■ **WHAT IS REQUIRED**
Each line that holds the word "servicing" is to be identified and copied.

(begin)

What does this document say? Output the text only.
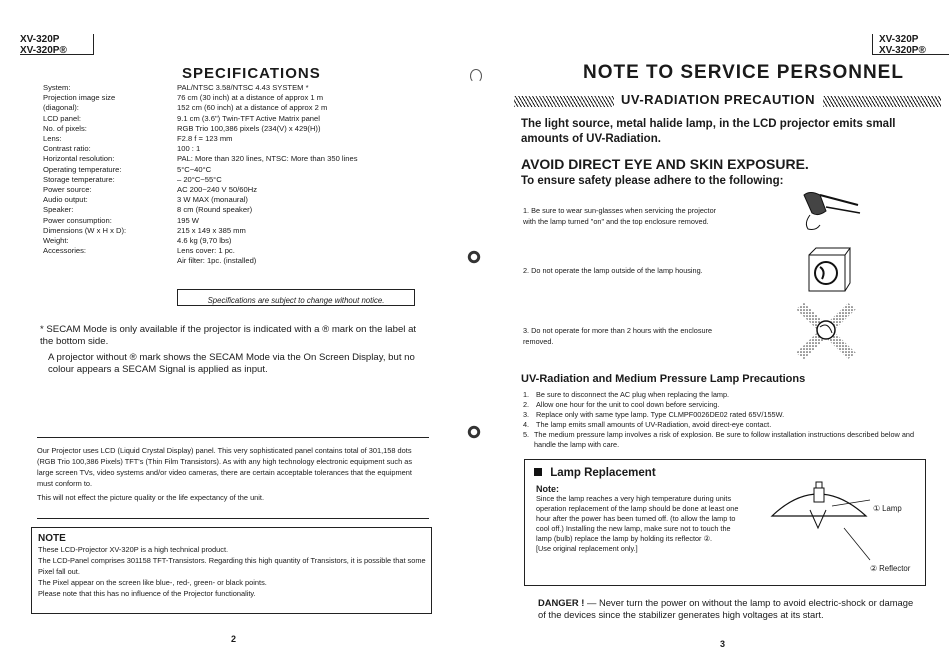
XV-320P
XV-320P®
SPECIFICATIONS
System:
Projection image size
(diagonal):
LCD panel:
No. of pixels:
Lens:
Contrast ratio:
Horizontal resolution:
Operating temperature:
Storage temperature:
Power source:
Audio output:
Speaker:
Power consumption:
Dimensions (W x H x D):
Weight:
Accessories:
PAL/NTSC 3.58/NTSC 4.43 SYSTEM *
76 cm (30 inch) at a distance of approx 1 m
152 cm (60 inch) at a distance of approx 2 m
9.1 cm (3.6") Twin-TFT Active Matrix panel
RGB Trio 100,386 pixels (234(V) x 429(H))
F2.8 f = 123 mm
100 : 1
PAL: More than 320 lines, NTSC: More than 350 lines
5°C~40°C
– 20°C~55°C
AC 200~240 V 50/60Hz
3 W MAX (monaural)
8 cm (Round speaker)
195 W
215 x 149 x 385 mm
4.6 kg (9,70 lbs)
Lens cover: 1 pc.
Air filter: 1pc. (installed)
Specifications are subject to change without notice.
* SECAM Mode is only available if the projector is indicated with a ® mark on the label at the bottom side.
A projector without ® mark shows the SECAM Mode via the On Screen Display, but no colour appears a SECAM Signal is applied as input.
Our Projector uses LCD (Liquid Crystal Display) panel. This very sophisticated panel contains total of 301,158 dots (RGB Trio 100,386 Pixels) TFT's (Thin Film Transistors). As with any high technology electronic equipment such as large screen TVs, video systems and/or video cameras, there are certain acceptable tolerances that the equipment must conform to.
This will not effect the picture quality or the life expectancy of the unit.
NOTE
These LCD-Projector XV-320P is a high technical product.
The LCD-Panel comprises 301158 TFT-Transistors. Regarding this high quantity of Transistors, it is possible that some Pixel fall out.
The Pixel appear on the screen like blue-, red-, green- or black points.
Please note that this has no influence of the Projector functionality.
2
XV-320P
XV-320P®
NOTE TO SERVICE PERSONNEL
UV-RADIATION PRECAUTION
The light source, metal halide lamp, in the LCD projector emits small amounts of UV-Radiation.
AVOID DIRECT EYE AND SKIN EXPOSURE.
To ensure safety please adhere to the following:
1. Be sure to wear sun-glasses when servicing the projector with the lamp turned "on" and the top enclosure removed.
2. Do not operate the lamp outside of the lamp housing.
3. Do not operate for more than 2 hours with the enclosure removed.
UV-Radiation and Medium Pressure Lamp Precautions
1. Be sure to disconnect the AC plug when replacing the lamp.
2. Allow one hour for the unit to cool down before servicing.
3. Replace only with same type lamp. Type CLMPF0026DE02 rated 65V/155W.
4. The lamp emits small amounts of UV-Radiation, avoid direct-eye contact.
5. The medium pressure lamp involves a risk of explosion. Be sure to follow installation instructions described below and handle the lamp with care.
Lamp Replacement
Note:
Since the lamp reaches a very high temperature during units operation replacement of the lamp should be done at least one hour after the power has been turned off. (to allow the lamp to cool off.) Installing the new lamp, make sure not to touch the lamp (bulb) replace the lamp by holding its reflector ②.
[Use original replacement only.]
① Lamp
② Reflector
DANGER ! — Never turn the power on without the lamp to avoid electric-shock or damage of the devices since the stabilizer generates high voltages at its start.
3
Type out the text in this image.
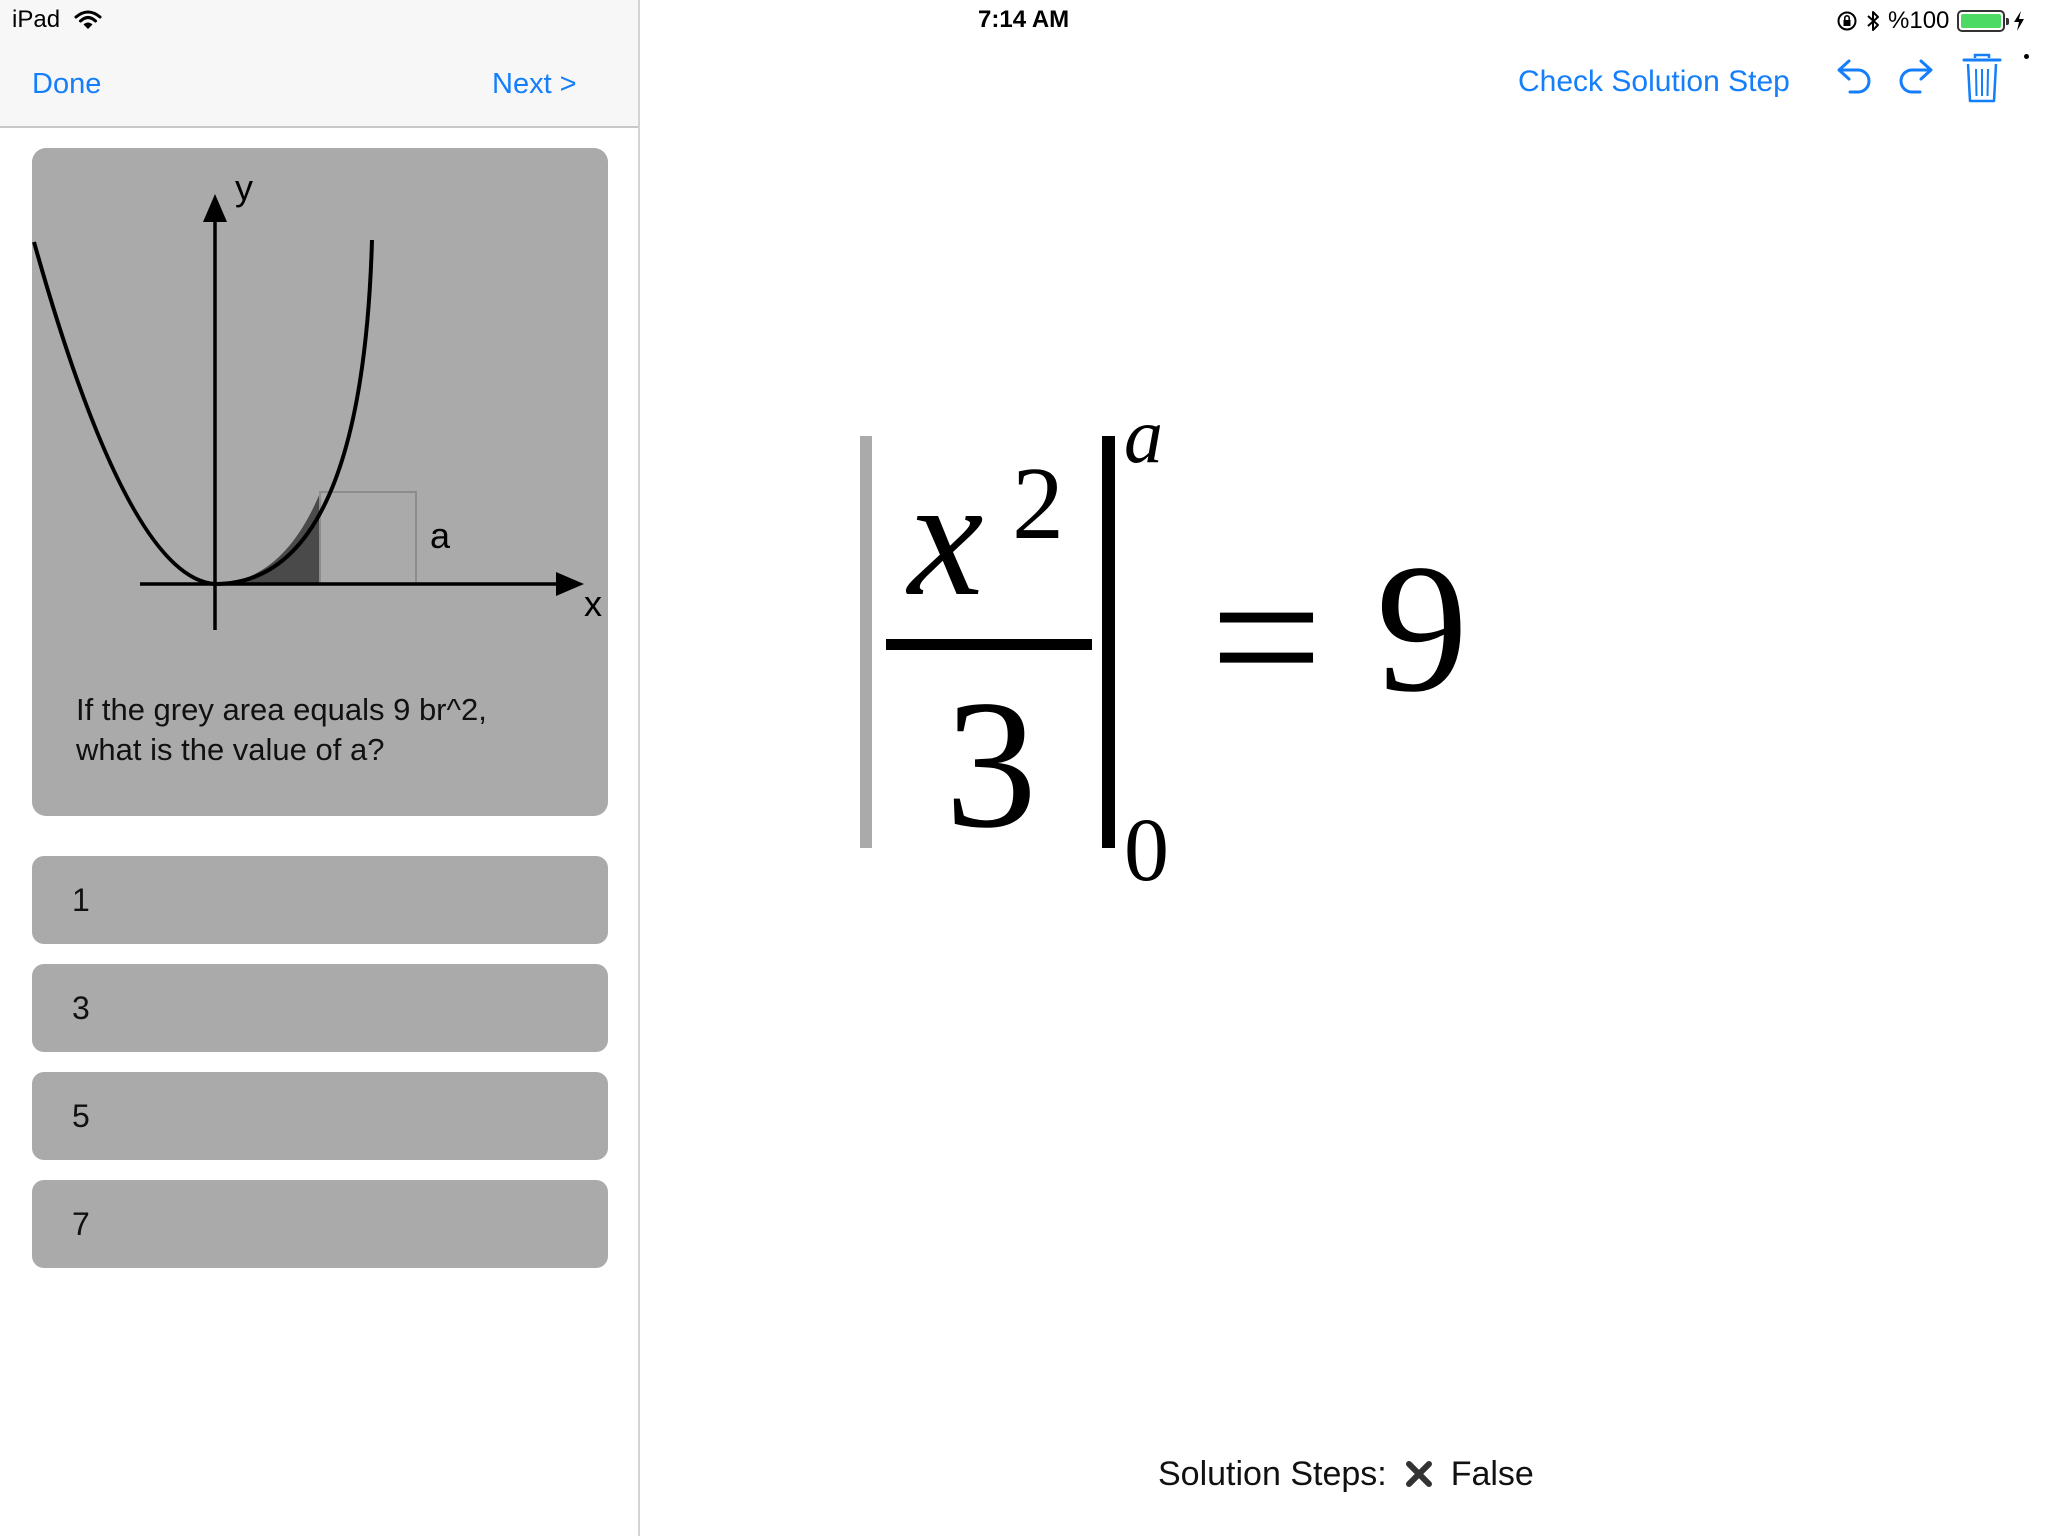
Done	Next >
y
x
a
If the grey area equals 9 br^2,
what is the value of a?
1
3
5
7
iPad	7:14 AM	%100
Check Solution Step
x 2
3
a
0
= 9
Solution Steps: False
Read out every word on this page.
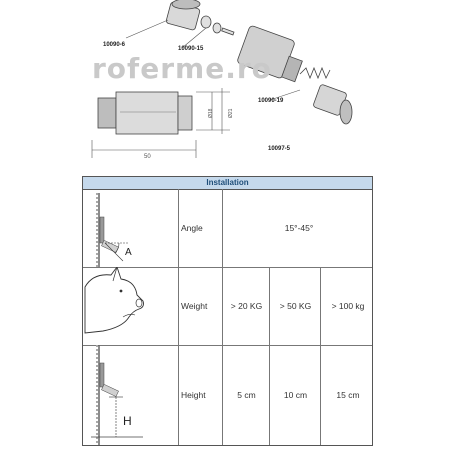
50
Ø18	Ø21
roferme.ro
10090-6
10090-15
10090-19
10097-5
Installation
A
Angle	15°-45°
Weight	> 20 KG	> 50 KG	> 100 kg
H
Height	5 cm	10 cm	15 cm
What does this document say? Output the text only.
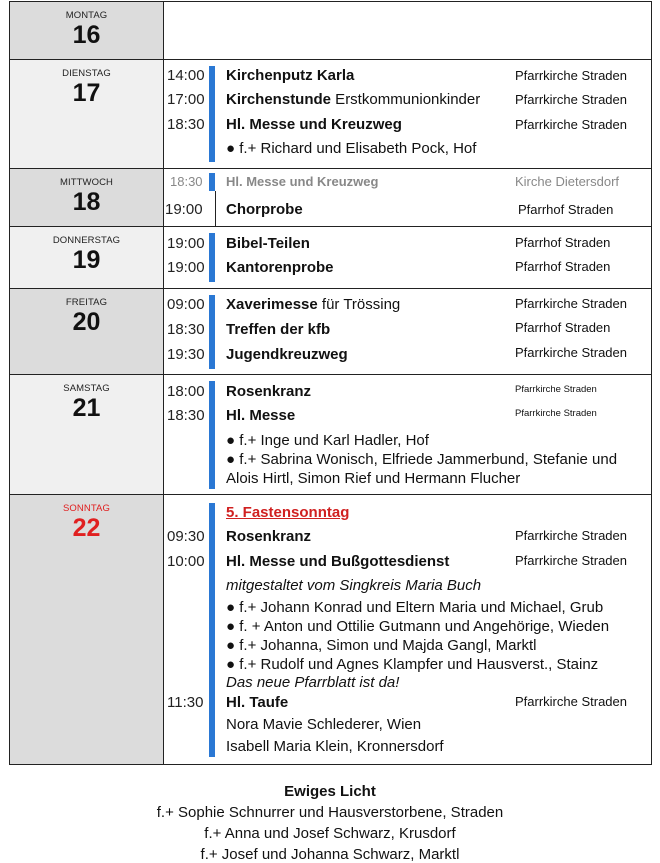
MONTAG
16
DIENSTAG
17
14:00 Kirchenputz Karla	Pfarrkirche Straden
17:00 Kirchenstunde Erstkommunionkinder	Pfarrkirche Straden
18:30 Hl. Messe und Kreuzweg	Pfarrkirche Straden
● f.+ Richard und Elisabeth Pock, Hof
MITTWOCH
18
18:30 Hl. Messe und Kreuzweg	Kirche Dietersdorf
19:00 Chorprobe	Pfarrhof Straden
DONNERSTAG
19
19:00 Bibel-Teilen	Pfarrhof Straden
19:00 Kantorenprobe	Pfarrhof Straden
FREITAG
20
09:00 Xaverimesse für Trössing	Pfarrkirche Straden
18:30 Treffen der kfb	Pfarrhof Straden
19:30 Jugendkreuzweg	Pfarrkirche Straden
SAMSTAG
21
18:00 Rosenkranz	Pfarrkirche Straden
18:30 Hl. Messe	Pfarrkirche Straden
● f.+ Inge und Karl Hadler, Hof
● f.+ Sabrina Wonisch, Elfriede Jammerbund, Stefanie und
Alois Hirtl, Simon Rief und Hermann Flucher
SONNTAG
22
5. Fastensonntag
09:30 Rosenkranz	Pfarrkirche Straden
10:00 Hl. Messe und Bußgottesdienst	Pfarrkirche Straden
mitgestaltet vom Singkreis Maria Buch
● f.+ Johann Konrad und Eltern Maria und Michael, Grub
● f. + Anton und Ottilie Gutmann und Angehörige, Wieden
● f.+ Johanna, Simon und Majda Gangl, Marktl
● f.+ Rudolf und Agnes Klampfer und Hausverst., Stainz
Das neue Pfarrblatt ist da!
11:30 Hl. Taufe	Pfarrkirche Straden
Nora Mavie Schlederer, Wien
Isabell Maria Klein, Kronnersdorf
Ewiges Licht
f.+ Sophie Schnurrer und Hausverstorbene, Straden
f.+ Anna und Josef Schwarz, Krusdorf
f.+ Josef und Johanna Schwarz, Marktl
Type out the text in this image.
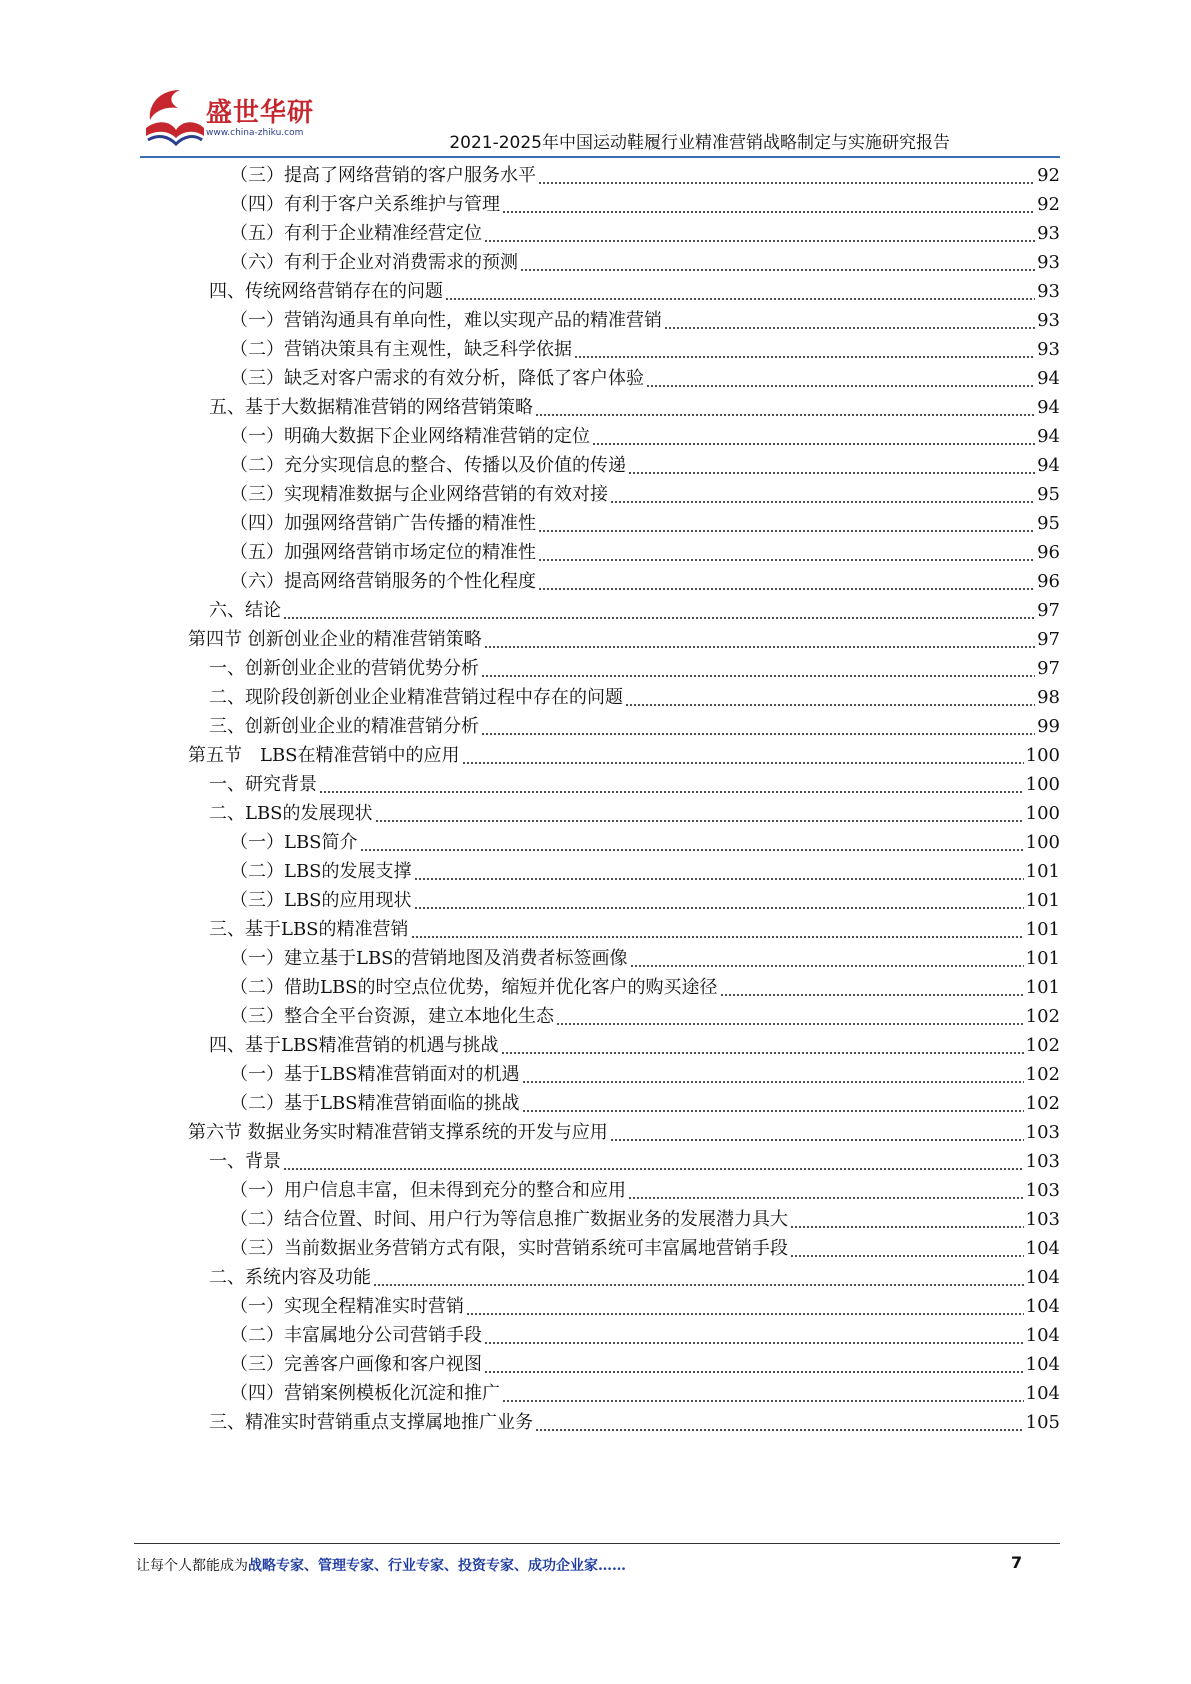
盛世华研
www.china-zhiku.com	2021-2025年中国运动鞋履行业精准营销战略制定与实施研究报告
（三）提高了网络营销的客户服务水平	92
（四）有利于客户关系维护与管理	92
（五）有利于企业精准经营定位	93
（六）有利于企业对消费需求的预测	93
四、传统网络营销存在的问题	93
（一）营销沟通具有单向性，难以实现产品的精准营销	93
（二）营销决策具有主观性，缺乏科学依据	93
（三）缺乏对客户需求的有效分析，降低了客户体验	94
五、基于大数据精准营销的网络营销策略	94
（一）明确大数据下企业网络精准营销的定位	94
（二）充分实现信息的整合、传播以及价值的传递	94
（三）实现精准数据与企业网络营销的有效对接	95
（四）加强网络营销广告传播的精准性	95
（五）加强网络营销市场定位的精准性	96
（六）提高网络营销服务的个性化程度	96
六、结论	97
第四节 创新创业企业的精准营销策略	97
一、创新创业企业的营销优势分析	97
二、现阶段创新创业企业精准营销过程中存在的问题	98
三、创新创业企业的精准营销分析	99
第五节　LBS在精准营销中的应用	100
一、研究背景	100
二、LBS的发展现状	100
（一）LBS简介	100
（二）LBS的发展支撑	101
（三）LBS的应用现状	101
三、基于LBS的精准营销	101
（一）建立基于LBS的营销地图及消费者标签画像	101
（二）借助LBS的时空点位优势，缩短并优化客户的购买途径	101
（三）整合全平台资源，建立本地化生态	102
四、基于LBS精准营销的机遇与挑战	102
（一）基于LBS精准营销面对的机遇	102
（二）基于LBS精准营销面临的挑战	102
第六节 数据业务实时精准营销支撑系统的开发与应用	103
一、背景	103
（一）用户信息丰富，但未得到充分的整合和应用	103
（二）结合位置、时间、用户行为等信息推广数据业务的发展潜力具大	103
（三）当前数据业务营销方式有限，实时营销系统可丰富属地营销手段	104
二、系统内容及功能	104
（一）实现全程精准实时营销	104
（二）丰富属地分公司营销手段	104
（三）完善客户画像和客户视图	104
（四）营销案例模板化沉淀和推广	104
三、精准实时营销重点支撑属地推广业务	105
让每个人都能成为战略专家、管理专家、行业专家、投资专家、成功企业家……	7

(end)

■ **ANSWER TO THIS TASK**
1. Be sure to wear sun-glasses when servicing the projector with the lamp turned "on" and the top enclosure removed.
2. Allow one hour for the unit to cool down before servicing.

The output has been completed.